● **Instructions to follow**:
Copy out all of the data below with no alterations.
-*-
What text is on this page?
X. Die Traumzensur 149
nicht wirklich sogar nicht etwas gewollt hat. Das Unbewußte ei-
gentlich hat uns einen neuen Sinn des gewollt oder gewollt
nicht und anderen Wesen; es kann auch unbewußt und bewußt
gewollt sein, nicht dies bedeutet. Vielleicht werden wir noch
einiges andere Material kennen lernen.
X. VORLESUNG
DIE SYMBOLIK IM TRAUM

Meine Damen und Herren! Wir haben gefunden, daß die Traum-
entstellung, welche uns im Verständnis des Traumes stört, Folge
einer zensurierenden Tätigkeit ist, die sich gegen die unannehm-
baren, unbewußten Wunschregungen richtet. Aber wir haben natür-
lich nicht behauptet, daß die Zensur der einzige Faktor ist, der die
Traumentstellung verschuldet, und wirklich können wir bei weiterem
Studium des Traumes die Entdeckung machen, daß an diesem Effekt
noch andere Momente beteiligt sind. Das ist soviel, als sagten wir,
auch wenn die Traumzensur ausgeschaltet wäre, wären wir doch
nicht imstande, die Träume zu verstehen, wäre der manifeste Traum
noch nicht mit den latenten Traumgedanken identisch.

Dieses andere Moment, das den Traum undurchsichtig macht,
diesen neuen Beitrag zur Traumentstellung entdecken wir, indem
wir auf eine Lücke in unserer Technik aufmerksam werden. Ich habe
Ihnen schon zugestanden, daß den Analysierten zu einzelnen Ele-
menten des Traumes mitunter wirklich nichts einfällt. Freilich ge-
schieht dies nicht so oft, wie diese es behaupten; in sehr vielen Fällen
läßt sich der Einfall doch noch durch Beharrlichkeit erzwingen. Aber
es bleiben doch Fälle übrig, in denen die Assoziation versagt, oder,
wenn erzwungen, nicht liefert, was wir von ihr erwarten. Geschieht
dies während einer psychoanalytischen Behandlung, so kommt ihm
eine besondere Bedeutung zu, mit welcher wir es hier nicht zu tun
-*-
● **Written answer**:
What text is on this page?
X. Die Traumzensur 149
nicht wirklich sogar nicht etwas gewollt hat. Das Unbewußte ei-
gentlich hat uns einen neuen Sinn des gewollt oder gewollt
nicht und anderen Wesen; es kann auch unbewußt und bewußt
gewollt sein, nicht dies bedeutet. Vielleicht werden wir noch
einiges andere Material kennen lernen.
X. VORLESUNG
DIE SYMBOLIK IM TRAUM

Meine Damen und Herren! Wir haben gefunden, daß die Traum-
entstellung, welche uns im Verständnis des Traumes stört, Folge
einer zensurierenden Tätigkeit ist, die sich gegen die unannehm-
baren, unbewußten Wunschregungen richtet. Aber wir haben natür-
lich nicht behauptet, daß die Zensur der einzige Faktor ist, der die
Traumentstellung verschuldet, und wirklich können wir bei weiterem
Studium des Traumes die Entdeckung machen, daß an diesem Effekt
noch andere Momente beteiligt sind. Das ist soviel, als sagten wir,
auch wenn die Traumzensur ausgeschaltet wäre, wären wir doch
nicht imstande, die Träume zu verstehen, wäre der manifeste Traum
noch nicht mit den latenten Traumgedanken identisch.

Dieses andere Moment, das den Traum undurchsichtig macht,
diesen neuen Beitrag zur Traumentstellung entdecken wir, indem
wir auf eine Lücke in unserer Technik aufmerksam werden. Ich habe
Ihnen schon zugestanden, daß den Analysierten zu einzelnen Ele-
menten des Traumes mitunter wirklich nichts einfällt. Freilich ge-
schieht dies nicht so oft, wie diese es behaupten; in sehr vielen Fällen
läßt sich der Einfall doch noch durch Beharrlichkeit erzwingen. Aber
es bleiben doch Fälle übrig, in denen die Assoziation versagt, oder,
wenn erzwungen, nicht liefert, was wir von ihr erwarten. Geschieht
dies während einer psychoanalytischen Behandlung, so kommt ihm
eine besondere Bedeutung zu, mit welcher wir es hier nicht zu tun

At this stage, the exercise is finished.